__EXCERPTED RECORDS__.
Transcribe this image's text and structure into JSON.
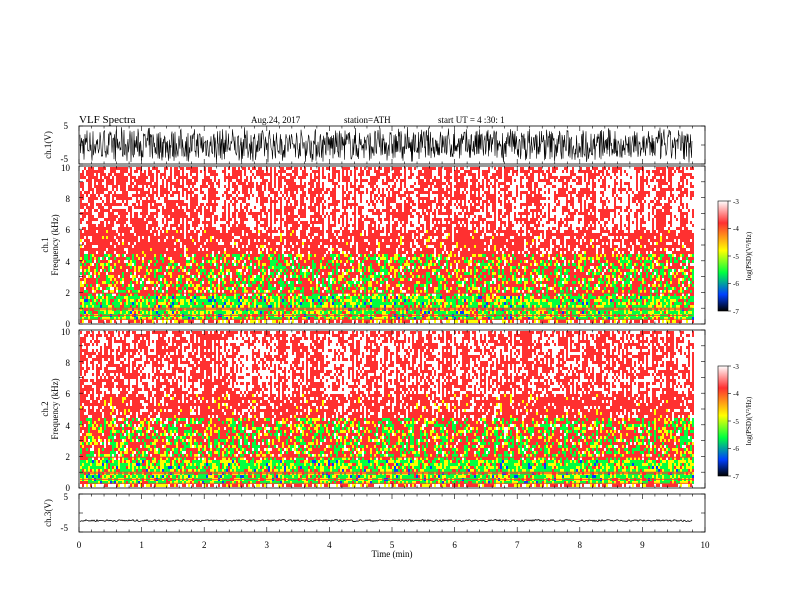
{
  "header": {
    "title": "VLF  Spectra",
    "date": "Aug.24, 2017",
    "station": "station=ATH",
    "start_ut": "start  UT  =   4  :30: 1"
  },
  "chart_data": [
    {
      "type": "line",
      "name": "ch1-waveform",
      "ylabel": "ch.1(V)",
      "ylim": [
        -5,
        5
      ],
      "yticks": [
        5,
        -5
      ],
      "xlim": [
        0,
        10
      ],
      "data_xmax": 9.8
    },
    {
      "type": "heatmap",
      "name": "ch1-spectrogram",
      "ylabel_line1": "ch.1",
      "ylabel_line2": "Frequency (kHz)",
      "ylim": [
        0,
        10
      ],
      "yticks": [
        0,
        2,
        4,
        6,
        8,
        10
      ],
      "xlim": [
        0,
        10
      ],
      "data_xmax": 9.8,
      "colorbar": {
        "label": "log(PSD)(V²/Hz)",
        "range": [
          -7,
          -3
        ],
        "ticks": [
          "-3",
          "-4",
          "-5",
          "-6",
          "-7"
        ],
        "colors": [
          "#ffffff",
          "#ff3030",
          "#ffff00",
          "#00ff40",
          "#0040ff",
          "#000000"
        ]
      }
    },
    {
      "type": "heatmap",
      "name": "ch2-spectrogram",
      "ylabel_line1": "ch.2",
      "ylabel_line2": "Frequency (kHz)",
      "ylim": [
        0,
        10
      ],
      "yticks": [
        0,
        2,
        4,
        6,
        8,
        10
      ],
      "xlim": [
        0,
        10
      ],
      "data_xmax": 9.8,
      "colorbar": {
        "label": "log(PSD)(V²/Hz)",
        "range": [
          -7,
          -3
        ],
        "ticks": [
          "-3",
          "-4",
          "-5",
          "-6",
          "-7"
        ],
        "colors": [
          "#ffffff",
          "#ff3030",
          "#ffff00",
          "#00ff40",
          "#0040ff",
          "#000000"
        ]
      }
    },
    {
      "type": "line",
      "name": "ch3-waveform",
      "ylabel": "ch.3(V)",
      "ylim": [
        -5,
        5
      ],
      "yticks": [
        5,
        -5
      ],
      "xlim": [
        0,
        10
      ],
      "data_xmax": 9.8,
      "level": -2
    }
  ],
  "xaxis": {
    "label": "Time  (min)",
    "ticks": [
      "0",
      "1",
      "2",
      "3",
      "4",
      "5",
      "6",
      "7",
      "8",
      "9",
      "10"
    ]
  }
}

__EXERCISE TASK__. Pull every line holding "name" out of the records.

__CORRECT OUTPUT__.
      "name": "ch1-waveform",
      "name": "ch1-spectrogram",
      "name": "ch2-spectrogram",
      "name": "ch3-waveform",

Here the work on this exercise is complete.